Given exercise →
Find every line containing the word "организациям" and report the count, nothing more.

Supplied material →
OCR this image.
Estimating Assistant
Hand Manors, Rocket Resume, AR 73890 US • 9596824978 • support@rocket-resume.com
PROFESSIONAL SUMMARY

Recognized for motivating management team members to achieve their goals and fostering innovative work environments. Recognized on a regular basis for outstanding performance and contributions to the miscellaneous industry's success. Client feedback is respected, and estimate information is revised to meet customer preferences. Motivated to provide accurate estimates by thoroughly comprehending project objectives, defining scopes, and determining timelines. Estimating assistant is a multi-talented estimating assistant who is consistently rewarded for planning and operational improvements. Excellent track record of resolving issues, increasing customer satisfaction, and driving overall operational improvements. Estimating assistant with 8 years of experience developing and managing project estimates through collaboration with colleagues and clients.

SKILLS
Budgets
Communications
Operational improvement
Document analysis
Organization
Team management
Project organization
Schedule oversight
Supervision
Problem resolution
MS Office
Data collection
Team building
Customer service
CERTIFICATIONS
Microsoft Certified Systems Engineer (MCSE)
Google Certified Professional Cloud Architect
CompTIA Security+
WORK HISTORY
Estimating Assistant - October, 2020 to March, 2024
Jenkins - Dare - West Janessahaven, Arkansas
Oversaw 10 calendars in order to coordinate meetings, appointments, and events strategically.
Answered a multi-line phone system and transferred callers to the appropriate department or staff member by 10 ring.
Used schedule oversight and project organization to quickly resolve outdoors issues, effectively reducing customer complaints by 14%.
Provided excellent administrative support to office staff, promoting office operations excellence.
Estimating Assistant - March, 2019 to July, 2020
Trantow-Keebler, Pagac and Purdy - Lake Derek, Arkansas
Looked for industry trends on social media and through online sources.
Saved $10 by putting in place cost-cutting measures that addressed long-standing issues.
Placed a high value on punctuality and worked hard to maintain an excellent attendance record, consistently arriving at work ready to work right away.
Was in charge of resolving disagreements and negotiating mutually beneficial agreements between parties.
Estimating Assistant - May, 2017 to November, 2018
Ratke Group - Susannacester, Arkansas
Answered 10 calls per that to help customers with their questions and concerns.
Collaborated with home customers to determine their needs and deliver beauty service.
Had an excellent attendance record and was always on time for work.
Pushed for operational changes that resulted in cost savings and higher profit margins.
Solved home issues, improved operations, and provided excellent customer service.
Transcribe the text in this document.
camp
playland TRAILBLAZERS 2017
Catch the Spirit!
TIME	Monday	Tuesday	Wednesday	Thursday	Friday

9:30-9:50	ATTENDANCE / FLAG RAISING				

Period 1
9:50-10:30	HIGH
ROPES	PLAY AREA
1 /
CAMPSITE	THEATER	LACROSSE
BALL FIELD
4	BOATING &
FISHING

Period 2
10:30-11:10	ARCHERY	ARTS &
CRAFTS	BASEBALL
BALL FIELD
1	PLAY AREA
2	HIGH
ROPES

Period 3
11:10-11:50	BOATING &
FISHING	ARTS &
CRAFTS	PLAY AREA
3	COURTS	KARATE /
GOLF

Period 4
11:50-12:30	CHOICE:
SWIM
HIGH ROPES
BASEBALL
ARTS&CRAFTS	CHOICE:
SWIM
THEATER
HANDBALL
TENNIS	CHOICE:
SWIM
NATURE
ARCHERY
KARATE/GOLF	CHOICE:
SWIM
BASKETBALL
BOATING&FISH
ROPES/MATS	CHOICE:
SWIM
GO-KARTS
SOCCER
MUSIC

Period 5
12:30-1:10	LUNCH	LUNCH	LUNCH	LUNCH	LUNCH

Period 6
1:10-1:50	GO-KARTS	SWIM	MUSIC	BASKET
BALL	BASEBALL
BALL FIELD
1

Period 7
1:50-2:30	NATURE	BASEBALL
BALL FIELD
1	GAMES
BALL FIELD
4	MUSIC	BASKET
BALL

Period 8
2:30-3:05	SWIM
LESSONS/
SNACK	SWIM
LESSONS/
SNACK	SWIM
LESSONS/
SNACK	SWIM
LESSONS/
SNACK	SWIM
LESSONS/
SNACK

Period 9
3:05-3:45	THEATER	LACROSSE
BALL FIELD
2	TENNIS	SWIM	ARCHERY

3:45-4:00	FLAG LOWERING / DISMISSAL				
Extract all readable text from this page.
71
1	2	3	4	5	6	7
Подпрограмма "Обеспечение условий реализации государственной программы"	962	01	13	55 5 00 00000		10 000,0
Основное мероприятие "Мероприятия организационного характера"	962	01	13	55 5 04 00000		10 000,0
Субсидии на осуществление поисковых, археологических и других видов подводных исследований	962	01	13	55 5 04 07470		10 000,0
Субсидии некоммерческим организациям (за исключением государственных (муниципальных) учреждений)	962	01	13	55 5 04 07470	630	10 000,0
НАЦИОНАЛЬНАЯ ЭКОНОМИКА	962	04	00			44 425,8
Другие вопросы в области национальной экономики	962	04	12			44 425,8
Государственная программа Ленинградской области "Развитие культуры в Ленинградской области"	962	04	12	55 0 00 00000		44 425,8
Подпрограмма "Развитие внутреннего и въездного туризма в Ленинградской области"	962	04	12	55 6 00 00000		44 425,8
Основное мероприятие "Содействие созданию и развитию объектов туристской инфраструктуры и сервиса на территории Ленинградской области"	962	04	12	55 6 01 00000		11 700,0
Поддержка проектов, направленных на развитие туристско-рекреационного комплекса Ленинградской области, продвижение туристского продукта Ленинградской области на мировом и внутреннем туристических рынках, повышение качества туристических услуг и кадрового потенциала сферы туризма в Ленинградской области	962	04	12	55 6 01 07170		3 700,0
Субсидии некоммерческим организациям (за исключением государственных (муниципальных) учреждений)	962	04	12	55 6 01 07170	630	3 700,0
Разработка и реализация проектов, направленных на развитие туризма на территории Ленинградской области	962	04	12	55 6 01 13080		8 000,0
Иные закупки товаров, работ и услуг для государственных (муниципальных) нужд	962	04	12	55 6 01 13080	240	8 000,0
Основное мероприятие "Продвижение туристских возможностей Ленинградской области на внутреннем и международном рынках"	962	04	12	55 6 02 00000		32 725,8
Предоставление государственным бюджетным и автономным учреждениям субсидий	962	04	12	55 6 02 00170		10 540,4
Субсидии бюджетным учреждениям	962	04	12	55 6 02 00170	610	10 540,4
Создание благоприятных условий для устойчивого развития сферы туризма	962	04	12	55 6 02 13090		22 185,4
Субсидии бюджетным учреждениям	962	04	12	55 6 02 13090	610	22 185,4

Exercise answer →
2